* [Records shown]:
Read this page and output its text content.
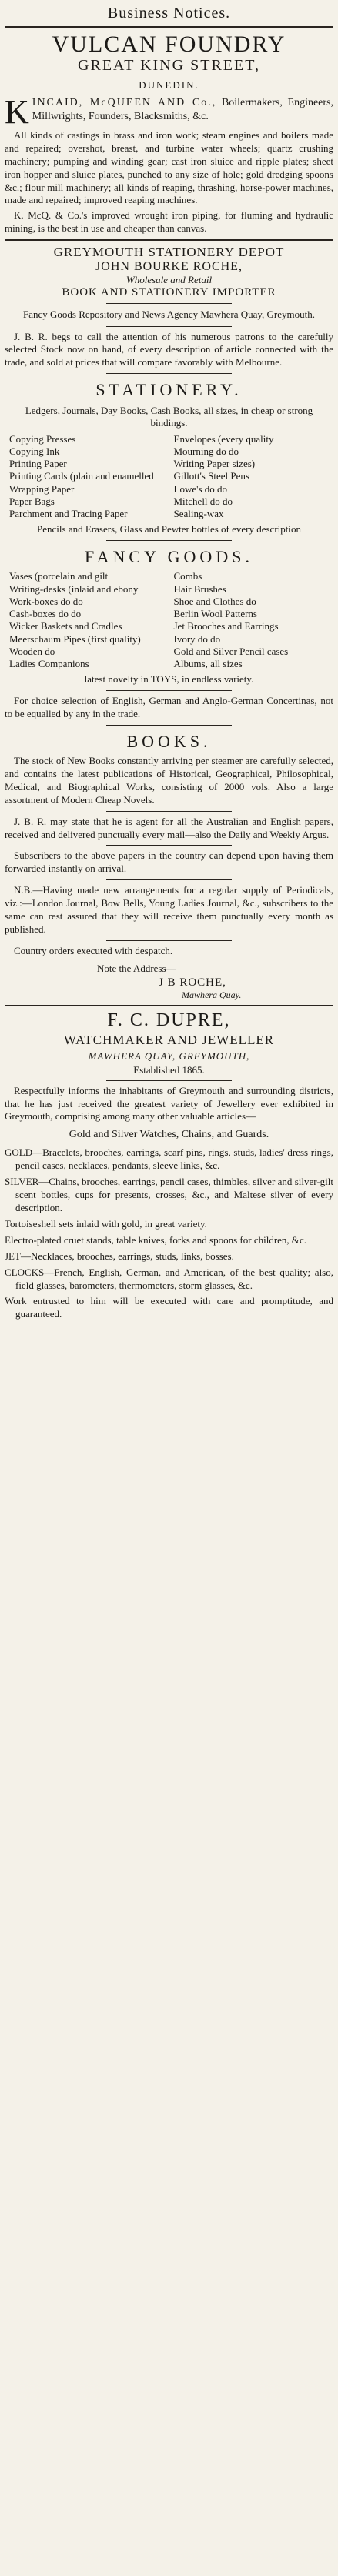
Business Notices.
VULCAN FOUNDRY
GREAT KING STREET,
DUNEDIN.
K INCAID, McQUEEN AND Co., Boilermakers, Engineers, Millwrights, Founders, Blacksmiths, &c.

All kinds of castings in brass and iron work; steam engines and boilers made and repaired; overshot, breast, and turbine water wheels; quartz crushing machinery; pumping and winding gear; cast iron sluice and ripple plates; sheet iron hopper and sluice plates, punched to any size of hole; gold dredging spoons &c.; flour mill machinery; all kinds of reaping, thrashing, horse-power machines, made and repaired; improved reaping machines.

K. McQ. & Co.'s improved wrought iron piping, for fluming and hydraulic mining, is the best in use and cheaper than canvas.

GREYMOUTH STATIONERY DEPOT
JOHN BOURKE ROCHE,
Wholesale and Retail
BOOK AND STATIONERY IMPORTER
Fancy Goods Repository and News Agency Mawhera Quay, Greymouth.

J. B. R. begs to call the attention of his numerous patrons to the carefully selected Stock now on hand, of every description of article connected with the trade, and sold at prices that will compare favorably with Melbourne.

STATIONERY.
Ledgers, Journals, Day Books, Cash Books, all sizes, in cheap or strong bindings.
Copying Presses
Copying Ink
Printing Paper
Printing Cards (plain and enamelled
Wrapping Paper
Paper Bags
Parchment and Tracing Paper
Envelopes (every quality
Mourning do do
Writing Paper sizes)
Gillott's Steel Pens
Lowe's do do
Mitchell do do
Sealing-wax
Pencils and Erasers, Glass and Pewter bottles of every description
FANCY GOODS.
Vases (porcelain and gilt
Writing-desks (inlaid and ebony
Work-boxes do do
Cash-boxes do do
Wicker Baskets and Cradles
Meerschaum Pipes (first quality)
Wooden do
Ladies Companions
Combs
Hair Brushes
Shoe and Clothes do
Berlin Wool Patterns
Jet Brooches and Earrings
Ivory do do
Gold and Silver Pencil cases
Albums, all sizes
latest novelty in TOYS, in endless variety.

For choice selection of English, German and Anglo-German Concertinas, not to be equalled by any in the trade.

BOOKS.

The stock of New Books constantly arriving per steamer are carefully selected, and contains the latest publications of Historical, Geographical, Philosophical, Medical, and Biographical Works, consisting of 2000 vols. Also a large assortment of Modern Cheap Novels.

J. B. R. may state that he is agent for all the Australian and English papers, received and delivered punctually every mail—also the Daily and Weekly Argus.

Subscribers to the above papers in the country can depend upon having them forwarded instantly on arrival.

N.B.—Having made new arrangements for a regular supply of Periodicals, viz.:—London Journal, Bow Bells, Young Ladies Journal, &c., subscribers to the same can rest assured that they will receive them punctually every month as published.

Country orders executed with despatch.

Note the Address—
J B ROCHE,
Mawhera Quay.
F. C. DUPRE,
WATCHMAKER AND JEWELLER
MAWHERA QUAY, GREYMOUTH,
Established 1865.

Respectfully informs the inhabitants of Greymouth and surrounding districts, that he has just received the greatest variety of Jewellery ever exhibited in Greymouth, comprising among many other valuable articles—

Gold and Silver Watches, Chains, and Guards.

GOLD—Bracelets, brooches, earrings, scarf pins, rings, studs, ladies' dress rings, pencil cases, necklaces, pendants, sleeve links, &c.

SILVER—Chains, brooches, earrings, pencil cases, thimbles, silver and silver-gilt scent bottles, cups for presents, crosses, &c., and Maltese silver of every description.

Tortoiseshell sets inlaid with gold, in great variety.

Electro-plated cruet stands, table knives, forks and spoons for children, &c.

JET—Necklaces, brooches, earrings, studs, links, bosses.

CLOCKS—French, English, German, and American, of the best quality; also, field glasses, barometers, thermometers, storm glasses, &c.

Work entrusted to him will be executed with care and promptitude, and guaranteed.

* [What is being asked]: Set down the records in full and exactly. Do not carry over any image.

* [Result of the exercise]:
Read this page and output its text content.
Business Notices.
VULCAN FOUNDRY
GREAT KING STREET,
DUNEDIN.
K INCAID, McQUEEN AND Co., Boilermakers, Engineers, Millwrights, Founders, Blacksmiths, &c.

All kinds of castings in brass and iron work; steam engines and boilers made and repaired; overshot, breast, and turbine water wheels; quartz crushing machinery; pumping and winding gear; cast iron sluice and ripple plates; sheet iron hopper and sluice plates, punched to any size of hole; gold dredging spoons &c.; flour mill machinery; all kinds of reaping, thrashing, horse-power machines, made and repaired; improved reaping machines.

K. McQ. & Co.'s improved wrought iron piping, for fluming and hydraulic mining, is the best in use and cheaper than canvas.

GREYMOUTH STATIONERY DEPOT
JOHN BOURKE ROCHE,
Wholesale and Retail
BOOK AND STATIONERY IMPORTER
Fancy Goods Repository and News Agency Mawhera Quay, Greymouth.

J. B. R. begs to call the attention of his numerous patrons to the carefully selected Stock now on hand, of every description of article connected with the trade, and sold at prices that will compare favorably with Melbourne.

STATIONERY.
Ledgers, Journals, Day Books, Cash Books, all sizes, in cheap or strong bindings.
Copying Presses
Copying Ink
Printing Paper
Printing Cards (plain and enamelled
Wrapping Paper
Paper Bags
Parchment and Tracing Paper
Envelopes (every quality
Mourning do do
Writing Paper sizes)
Gillott's Steel Pens
Lowe's do do
Mitchell do do
Sealing-wax
Pencils and Erasers, Glass and Pewter bottles of every description
FANCY GOODS.
Vases (porcelain and gilt
Writing-desks (inlaid and ebony
Work-boxes do do
Cash-boxes do do
Wicker Baskets and Cradles
Meerschaum Pipes (first quality)
Wooden do
Ladies Companions
Combs
Hair Brushes
Shoe and Clothes do
Berlin Wool Patterns
Jet Brooches and Earrings
Ivory do do
Gold and Silver Pencil cases
Albums, all sizes
latest novelty in TOYS, in endless variety.

For choice selection of English, German and Anglo-German Concertinas, not to be equalled by any in the trade.

BOOKS.

The stock of New Books constantly arriving per steamer are carefully selected, and contains the latest publications of Historical, Geographical, Philosophical, Medical, and Biographical Works, consisting of 2000 vols. Also a large assortment of Modern Cheap Novels.

J. B. R. may state that he is agent for all the Australian and English papers, received and delivered punctually every mail—also the Daily and Weekly Argus.

Subscribers to the above papers in the country can depend upon having them forwarded instantly on arrival.

N.B.—Having made new arrangements for a regular supply of Periodicals, viz.:—London Journal, Bow Bells, Young Ladies Journal, &c., subscribers to the same can rest assured that they will receive them punctually every month as published.

Country orders executed with despatch.

Note the Address—
J B ROCHE,
Mawhera Quay.
F. C. DUPRE,
WATCHMAKER AND JEWELLER
MAWHERA QUAY, GREYMOUTH,
Established 1865.

Respectfully informs the inhabitants of Greymouth and surrounding districts, that he has just received the greatest variety of Jewellery ever exhibited in Greymouth, comprising among many other valuable articles—

Gold and Silver Watches, Chains, and Guards.

GOLD—Bracelets, brooches, earrings, scarf pins, rings, studs, ladies' dress rings, pencil cases, necklaces, pendants, sleeve links, &c.

SILVER—Chains, brooches, earrings, pencil cases, thimbles, silver and silver-gilt scent bottles, cups for presents, crosses, &c., and Maltese silver of every description.

Tortoiseshell sets inlaid with gold, in great variety.

Electro-plated cruet stands, table knives, forks and spoons for children, &c.

JET—Necklaces, brooches, earrings, studs, links, bosses.

CLOCKS—French, English, German, and American, of the best quality; also, field glasses, barometers, thermometers, storm glasses, &c.

Work entrusted to him will be executed with care and promptitude, and guaranteed.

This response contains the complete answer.